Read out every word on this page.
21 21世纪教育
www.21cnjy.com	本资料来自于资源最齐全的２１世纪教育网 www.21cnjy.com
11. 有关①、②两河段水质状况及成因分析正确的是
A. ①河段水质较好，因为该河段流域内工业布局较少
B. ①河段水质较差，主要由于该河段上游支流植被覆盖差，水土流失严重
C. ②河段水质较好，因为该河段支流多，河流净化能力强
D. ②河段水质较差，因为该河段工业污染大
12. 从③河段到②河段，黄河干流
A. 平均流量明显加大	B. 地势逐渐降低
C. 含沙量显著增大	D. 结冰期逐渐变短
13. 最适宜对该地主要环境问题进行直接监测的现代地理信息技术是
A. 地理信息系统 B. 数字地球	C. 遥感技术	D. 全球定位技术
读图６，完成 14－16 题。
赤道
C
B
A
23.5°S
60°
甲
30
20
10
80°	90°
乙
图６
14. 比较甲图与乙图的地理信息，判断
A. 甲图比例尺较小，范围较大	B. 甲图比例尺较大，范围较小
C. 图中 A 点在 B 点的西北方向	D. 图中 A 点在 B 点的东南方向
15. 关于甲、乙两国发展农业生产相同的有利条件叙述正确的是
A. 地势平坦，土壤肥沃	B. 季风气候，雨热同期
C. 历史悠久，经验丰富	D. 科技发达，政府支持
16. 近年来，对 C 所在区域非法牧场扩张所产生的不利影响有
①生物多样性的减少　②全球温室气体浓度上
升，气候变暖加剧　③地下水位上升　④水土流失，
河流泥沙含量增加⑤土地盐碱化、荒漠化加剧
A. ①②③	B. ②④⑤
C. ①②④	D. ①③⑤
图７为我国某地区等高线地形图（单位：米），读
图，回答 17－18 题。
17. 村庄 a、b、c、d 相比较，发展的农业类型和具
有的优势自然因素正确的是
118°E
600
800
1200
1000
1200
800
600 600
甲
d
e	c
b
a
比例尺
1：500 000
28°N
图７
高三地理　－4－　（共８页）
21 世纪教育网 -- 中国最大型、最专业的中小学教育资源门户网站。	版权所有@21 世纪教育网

* * * * *

● The request
Quote the listing in full, please, keeping every line exact.

● Exercise answer
Read out every word on this page.
21 21世纪教育
www.21cnjy.com	本资料来自于资源最齐全的２１世纪教育网 www.21cnjy.com
11. 有关①、②两河段水质状况及成因分析正确的是
A. ①河段水质较好，因为该河段流域内工业布局较少
B. ①河段水质较差，主要由于该河段上游支流植被覆盖差，水土流失严重
C. ②河段水质较好，因为该河段支流多，河流净化能力强
D. ②河段水质较差，因为该河段工业污染大
12. 从③河段到②河段，黄河干流
A. 平均流量明显加大	B. 地势逐渐降低
C. 含沙量显著增大	D. 结冰期逐渐变短
13. 最适宜对该地主要环境问题进行直接监测的现代地理信息技术是
A. 地理信息系统 B. 数字地球	C. 遥感技术	D. 全球定位技术
读图６，完成 14－16 题。
赤道
C
B
A
23.5°S
60°
甲
30
20
10
80°	90°
乙
图６
14. 比较甲图与乙图的地理信息，判断
A. 甲图比例尺较小，范围较大	B. 甲图比例尺较大，范围较小
C. 图中 A 点在 B 点的西北方向	D. 图中 A 点在 B 点的东南方向
15. 关于甲、乙两国发展农业生产相同的有利条件叙述正确的是
A. 地势平坦，土壤肥沃	B. 季风气候，雨热同期
C. 历史悠久，经验丰富	D. 科技发达，政府支持
16. 近年来，对 C 所在区域非法牧场扩张所产生的不利影响有
①生物多样性的减少　②全球温室气体浓度上
升，气候变暖加剧　③地下水位上升　④水土流失，
河流泥沙含量增加⑤土地盐碱化、荒漠化加剧
A. ①②③	B. ②④⑤
C. ①②④	D. ①③⑤
图７为我国某地区等高线地形图（单位：米），读
图，回答 17－18 题。
17. 村庄 a、b、c、d 相比较，发展的农业类型和具
有的优势自然因素正确的是
118°E
600
800
1200
1000
1200
800
600 600
甲
d
e	c
b
a
比例尺
1：500 000
28°N
图７
高三地理　－4－　（共８页）
21 世纪教育网 -- 中国最大型、最专业的中小学教育资源门户网站。	版权所有@21 世纪教育网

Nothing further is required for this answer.